Retype every entry exactly, character for character.

DATA FOR PROCESSING:
──────────────────────────────

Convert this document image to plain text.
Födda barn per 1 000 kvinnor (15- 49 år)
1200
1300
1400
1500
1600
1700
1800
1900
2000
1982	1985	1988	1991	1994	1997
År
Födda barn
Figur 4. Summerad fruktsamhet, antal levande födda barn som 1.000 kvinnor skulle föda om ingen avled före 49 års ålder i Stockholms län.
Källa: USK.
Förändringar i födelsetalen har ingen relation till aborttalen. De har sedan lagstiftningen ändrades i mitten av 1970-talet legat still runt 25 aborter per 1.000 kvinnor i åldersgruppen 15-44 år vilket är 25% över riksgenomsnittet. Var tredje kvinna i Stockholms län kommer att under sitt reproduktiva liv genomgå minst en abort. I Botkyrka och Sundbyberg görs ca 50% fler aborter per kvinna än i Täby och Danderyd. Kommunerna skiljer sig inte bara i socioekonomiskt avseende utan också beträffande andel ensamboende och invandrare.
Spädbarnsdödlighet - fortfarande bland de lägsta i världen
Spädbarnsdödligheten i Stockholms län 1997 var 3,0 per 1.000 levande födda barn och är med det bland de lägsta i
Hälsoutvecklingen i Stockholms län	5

──────────────────────────────

RESPONSE AREA:
Convert this document image to plain text.
Födda barn per 1 000 kvinnor (15- 49 år)
1200
1300
1400
1500
1600
1700
1800
1900
2000
1982	1985	1988	1991	1994	1997
År
Födda barn
Figur 4. Summerad fruktsamhet, antal levande födda barn som 1.000 kvinnor skulle föda om ingen avled före 49 års ålder i Stockholms län.
Källa: USK.
Förändringar i födelsetalen har ingen relation till aborttalen. De har sedan lagstiftningen ändrades i mitten av 1970-talet legat still runt 25 aborter per 1.000 kvinnor i åldersgruppen 15-44 år vilket är 25% över riksgenomsnittet. Var tredje kvinna i Stockholms län kommer att under sitt reproduktiva liv genomgå minst en abort. I Botkyrka och Sundbyberg görs ca 50% fler aborter per kvinna än i Täby och Danderyd. Kommunerna skiljer sig inte bara i socioekonomiskt avseende utan också beträffande andel ensamboende och invandrare.
Spädbarnsdödlighet - fortfarande bland de lägsta i världen
Spädbarnsdödligheten i Stockholms län 1997 var 3,0 per 1.000 levande födda barn och är med det bland de lägsta i
Hälsoutvecklingen i Stockholms län	5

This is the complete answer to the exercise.